Goal =
Locate the lines that hold the string "subtitle". Copy every such line.

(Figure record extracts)
+++
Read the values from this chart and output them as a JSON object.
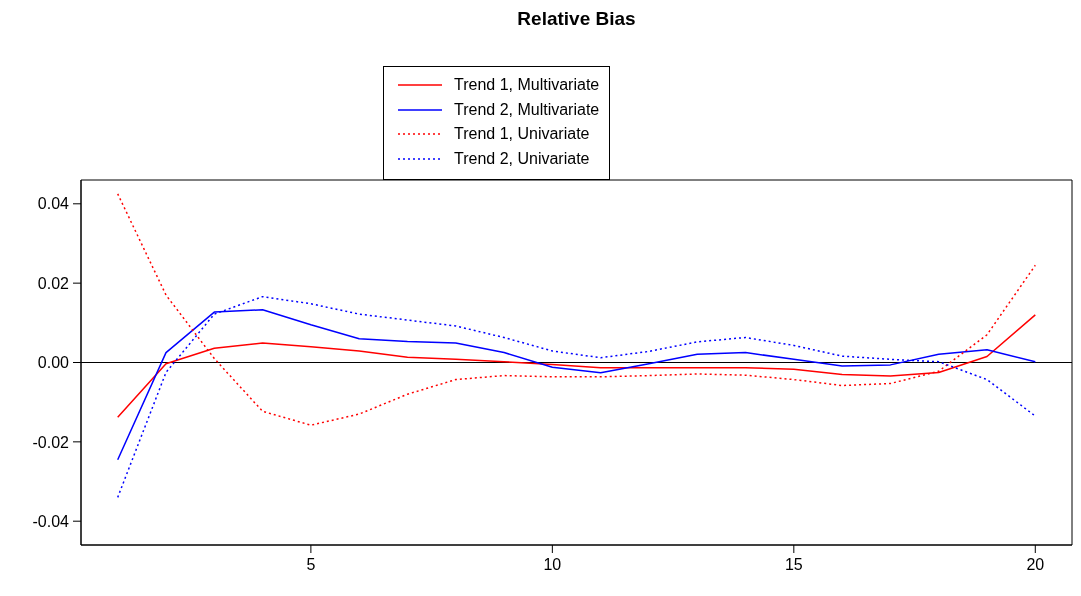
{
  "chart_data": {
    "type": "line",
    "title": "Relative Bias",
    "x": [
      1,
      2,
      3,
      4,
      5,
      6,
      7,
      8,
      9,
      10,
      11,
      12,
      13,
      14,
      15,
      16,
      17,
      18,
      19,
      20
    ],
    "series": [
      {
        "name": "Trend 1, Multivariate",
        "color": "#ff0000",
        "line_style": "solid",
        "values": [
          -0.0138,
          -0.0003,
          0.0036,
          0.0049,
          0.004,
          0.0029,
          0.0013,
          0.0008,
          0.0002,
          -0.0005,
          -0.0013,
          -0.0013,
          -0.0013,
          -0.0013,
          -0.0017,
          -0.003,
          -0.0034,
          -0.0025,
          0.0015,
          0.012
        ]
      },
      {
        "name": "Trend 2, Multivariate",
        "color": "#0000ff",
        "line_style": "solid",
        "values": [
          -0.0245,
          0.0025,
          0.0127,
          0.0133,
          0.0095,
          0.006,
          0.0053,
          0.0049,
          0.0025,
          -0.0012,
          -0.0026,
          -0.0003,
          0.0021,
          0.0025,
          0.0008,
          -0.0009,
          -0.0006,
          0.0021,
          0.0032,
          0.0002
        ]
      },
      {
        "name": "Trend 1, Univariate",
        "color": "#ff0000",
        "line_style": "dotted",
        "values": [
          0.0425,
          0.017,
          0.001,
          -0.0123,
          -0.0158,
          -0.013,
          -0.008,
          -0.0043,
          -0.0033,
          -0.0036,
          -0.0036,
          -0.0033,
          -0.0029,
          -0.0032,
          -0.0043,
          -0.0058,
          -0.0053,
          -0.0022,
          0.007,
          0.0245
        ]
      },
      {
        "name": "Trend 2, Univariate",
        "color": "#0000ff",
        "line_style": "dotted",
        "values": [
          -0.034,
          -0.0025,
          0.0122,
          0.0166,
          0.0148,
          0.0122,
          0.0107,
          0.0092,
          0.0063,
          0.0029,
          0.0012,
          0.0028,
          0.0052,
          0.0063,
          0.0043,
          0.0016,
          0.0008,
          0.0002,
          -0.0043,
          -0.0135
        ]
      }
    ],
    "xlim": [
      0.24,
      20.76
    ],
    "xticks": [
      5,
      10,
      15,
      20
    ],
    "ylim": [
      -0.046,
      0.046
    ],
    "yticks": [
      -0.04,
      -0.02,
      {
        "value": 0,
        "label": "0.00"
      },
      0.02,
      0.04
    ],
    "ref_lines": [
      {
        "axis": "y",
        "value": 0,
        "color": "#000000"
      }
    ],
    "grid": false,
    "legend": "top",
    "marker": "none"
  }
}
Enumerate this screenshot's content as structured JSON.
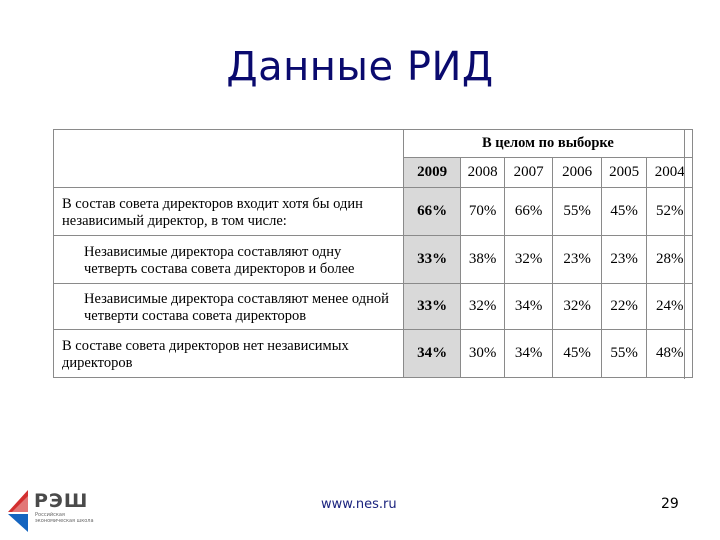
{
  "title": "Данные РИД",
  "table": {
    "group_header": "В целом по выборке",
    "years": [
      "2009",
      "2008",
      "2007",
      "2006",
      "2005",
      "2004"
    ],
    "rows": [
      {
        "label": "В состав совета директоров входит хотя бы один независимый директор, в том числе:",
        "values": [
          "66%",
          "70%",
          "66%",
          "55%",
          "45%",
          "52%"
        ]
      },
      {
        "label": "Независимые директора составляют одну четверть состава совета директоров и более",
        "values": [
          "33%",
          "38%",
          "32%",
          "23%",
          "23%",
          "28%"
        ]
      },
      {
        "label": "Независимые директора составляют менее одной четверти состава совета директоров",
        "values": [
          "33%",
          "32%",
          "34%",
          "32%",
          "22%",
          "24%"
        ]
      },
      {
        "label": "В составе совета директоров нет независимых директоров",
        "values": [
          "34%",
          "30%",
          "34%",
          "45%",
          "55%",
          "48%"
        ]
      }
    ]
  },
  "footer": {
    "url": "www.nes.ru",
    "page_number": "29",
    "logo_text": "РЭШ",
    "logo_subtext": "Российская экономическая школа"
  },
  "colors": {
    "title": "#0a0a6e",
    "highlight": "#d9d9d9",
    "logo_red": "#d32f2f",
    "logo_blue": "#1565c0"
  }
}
+++
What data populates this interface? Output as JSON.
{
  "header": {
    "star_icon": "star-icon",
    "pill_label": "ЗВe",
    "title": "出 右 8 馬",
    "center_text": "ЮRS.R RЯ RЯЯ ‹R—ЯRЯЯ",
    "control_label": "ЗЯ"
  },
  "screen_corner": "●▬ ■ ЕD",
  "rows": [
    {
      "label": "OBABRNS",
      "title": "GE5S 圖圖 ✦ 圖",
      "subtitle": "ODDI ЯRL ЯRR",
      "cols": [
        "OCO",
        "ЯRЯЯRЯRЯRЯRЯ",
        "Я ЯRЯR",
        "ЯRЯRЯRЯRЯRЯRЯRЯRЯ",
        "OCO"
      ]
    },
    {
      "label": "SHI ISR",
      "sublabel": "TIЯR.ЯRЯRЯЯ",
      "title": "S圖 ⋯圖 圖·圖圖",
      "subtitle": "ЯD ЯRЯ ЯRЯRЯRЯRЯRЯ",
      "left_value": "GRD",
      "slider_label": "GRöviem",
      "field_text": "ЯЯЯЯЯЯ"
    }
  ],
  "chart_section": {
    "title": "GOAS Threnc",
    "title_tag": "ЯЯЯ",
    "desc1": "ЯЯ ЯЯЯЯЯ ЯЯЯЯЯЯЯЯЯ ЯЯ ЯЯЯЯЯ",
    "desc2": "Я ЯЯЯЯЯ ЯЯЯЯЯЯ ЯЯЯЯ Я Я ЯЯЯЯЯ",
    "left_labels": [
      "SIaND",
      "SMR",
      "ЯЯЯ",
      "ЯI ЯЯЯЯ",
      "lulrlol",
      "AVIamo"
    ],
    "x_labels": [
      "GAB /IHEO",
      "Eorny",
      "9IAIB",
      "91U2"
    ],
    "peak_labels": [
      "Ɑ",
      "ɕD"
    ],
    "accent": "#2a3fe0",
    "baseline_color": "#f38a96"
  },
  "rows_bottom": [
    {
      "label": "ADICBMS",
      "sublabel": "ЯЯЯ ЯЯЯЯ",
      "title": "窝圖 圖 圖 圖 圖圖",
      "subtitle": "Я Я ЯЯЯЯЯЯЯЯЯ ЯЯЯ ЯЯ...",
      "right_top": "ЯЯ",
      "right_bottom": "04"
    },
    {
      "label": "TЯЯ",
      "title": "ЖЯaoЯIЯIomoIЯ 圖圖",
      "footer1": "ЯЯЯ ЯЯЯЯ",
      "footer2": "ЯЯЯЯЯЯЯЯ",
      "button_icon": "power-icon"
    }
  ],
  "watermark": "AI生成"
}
+++
Response to this task =
      "subtitle": "ODDI ЯRL ЯRR",
      "subtitle": "ЯD ЯRЯ ЯRЯRЯRЯRЯRЯ",
      "subtitle": "Я Я ЯЯЯЯЯЯЯЯЯ ЯЯЯ ЯЯ...",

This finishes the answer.